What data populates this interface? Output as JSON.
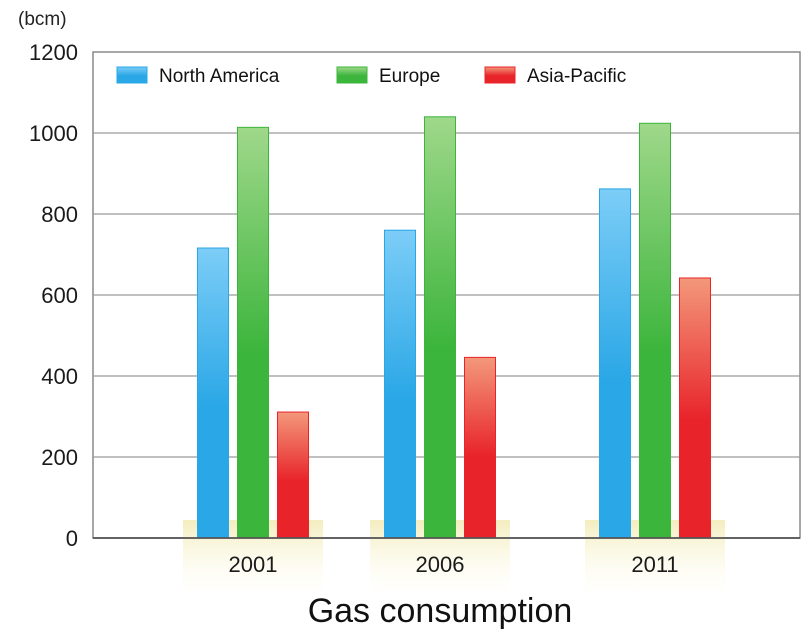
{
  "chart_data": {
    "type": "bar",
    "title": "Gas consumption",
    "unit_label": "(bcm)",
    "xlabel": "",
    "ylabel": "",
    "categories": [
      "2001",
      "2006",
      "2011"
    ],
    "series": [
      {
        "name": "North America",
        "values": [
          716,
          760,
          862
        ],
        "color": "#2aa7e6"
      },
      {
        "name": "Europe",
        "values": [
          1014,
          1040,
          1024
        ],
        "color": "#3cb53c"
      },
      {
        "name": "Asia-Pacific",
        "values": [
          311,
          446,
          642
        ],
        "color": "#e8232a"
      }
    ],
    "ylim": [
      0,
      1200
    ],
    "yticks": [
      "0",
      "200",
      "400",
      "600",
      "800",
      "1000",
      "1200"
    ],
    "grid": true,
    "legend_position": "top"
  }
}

····················

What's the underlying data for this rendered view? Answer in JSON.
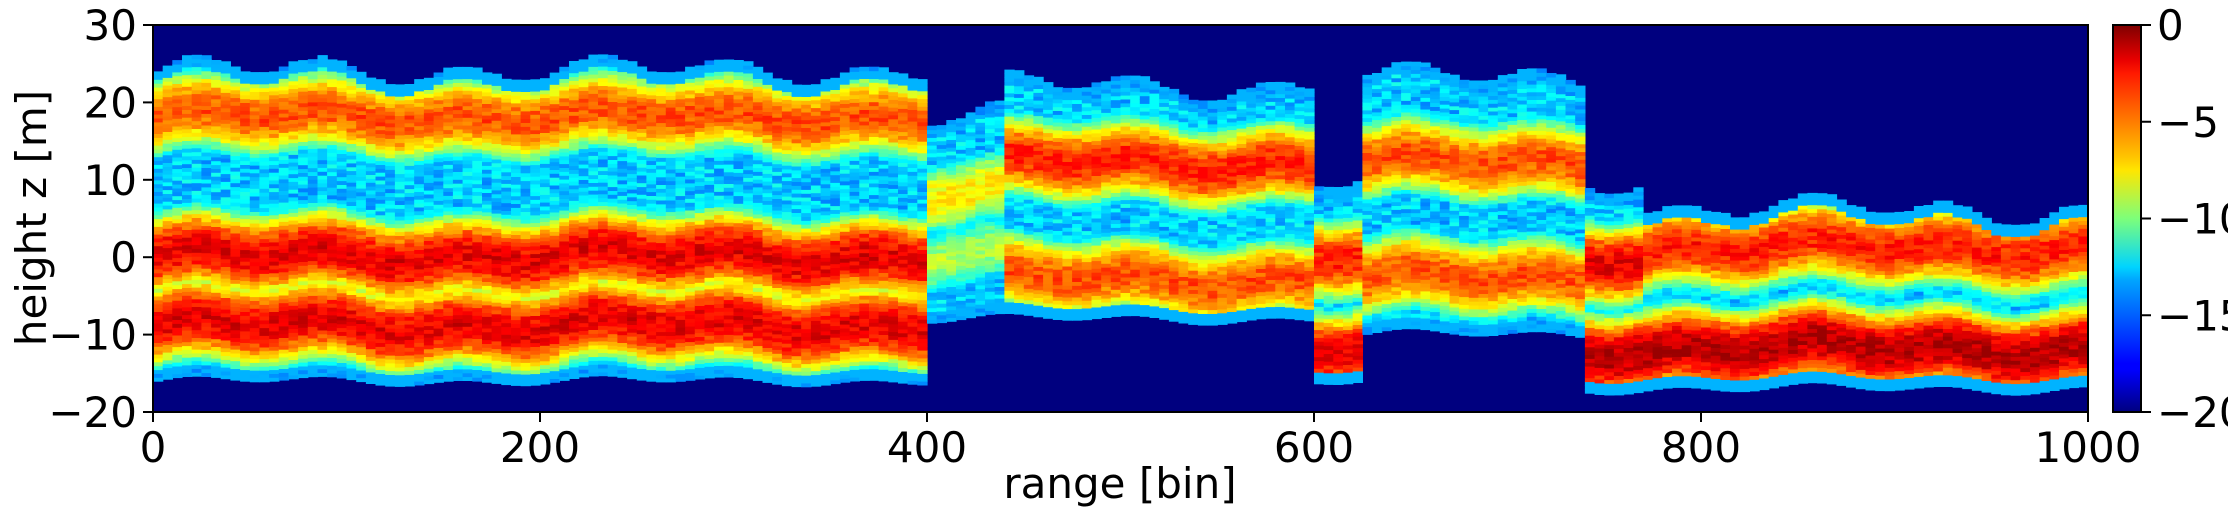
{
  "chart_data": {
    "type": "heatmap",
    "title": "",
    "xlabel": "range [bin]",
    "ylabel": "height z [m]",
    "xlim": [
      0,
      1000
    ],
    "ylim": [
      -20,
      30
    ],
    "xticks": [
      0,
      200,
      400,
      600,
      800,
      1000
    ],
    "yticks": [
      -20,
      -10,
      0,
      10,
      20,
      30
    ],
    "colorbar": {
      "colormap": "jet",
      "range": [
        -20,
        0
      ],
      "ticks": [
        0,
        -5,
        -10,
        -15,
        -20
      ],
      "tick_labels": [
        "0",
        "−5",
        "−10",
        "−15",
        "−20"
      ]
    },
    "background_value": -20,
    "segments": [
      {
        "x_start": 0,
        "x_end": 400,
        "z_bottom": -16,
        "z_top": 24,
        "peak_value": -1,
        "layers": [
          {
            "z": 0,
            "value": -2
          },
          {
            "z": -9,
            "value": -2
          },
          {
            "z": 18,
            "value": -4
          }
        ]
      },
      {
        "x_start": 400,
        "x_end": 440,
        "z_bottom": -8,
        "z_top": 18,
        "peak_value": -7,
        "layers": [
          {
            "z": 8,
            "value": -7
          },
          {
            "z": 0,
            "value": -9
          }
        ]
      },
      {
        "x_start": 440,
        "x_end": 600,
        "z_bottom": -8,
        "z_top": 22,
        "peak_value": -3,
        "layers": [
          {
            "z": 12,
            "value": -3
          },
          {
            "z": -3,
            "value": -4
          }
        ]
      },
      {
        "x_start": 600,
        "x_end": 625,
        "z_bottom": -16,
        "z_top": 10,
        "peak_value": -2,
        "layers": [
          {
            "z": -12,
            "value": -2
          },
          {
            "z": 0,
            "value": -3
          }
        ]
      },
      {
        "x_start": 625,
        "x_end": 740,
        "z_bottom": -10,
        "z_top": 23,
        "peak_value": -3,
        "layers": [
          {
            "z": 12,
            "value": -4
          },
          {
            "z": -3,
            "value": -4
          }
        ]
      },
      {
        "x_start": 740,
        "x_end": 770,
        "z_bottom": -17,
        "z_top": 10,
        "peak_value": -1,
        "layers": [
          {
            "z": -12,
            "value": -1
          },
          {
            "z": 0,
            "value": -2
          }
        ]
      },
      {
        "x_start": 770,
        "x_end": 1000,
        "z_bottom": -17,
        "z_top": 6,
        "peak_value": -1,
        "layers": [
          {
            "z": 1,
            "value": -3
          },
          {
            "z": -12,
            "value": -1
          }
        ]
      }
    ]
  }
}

····················

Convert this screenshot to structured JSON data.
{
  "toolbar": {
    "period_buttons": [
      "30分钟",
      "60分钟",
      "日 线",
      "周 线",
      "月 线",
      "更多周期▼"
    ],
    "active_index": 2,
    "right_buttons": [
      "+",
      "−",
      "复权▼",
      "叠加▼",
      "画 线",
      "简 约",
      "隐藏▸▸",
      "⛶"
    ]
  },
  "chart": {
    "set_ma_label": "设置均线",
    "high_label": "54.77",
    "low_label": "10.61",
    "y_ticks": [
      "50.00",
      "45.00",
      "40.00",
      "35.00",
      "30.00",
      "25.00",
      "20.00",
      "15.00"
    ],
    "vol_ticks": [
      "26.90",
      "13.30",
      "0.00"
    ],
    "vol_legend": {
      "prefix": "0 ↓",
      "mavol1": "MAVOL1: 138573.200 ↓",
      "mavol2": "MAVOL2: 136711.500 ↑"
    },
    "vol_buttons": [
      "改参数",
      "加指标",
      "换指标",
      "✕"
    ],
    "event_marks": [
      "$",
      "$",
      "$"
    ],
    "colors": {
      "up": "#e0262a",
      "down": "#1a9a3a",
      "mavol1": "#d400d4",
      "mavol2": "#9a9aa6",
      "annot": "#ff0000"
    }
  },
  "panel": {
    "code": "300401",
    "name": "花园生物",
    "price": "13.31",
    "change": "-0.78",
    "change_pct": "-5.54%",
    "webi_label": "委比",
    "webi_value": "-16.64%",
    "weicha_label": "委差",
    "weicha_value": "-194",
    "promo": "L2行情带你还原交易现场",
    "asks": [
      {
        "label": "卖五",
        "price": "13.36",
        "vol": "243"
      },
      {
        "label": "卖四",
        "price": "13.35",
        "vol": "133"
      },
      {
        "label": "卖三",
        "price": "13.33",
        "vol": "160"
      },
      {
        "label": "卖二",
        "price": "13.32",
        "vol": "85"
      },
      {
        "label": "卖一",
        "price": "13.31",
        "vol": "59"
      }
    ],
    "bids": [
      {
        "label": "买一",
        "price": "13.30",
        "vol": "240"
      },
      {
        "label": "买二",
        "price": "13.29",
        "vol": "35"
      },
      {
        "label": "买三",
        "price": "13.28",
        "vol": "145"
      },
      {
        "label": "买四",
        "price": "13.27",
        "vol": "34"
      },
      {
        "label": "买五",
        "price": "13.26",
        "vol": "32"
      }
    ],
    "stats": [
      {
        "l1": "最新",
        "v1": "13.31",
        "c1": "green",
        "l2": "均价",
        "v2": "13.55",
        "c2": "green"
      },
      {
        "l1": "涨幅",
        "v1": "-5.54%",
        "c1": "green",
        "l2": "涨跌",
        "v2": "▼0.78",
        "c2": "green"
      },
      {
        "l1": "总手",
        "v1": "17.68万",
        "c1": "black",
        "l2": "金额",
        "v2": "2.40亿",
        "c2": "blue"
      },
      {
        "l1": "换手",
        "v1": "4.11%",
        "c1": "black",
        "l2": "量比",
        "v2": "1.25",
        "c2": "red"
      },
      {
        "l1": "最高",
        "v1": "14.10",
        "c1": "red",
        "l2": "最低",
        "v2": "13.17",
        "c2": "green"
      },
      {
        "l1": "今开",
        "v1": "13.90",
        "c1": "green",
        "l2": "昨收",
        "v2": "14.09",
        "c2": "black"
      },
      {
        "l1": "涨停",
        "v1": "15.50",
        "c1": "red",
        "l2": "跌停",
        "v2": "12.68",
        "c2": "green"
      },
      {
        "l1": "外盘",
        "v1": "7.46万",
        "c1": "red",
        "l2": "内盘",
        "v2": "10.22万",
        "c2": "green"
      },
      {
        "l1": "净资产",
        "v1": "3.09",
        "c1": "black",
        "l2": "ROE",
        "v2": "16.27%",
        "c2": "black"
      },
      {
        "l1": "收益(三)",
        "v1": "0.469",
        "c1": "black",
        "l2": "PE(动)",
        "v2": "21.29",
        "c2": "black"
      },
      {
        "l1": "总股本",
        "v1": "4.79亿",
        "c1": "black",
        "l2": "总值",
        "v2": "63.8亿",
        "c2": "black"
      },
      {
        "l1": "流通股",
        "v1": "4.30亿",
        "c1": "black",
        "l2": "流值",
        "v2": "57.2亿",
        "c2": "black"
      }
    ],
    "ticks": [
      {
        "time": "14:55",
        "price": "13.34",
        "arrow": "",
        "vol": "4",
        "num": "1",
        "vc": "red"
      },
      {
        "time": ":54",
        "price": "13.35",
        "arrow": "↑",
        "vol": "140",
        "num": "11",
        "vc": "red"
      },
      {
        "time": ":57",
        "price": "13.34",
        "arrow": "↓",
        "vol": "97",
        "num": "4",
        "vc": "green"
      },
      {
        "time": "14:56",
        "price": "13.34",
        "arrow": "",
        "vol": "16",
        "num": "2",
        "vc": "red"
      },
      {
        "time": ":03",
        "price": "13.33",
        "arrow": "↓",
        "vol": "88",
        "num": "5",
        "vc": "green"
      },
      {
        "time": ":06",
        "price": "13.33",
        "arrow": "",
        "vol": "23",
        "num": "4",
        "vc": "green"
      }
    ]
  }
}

····················

*Task to carry out:* Say how many lines of the material contain the word "name", with no other text.

*Finished task:* 4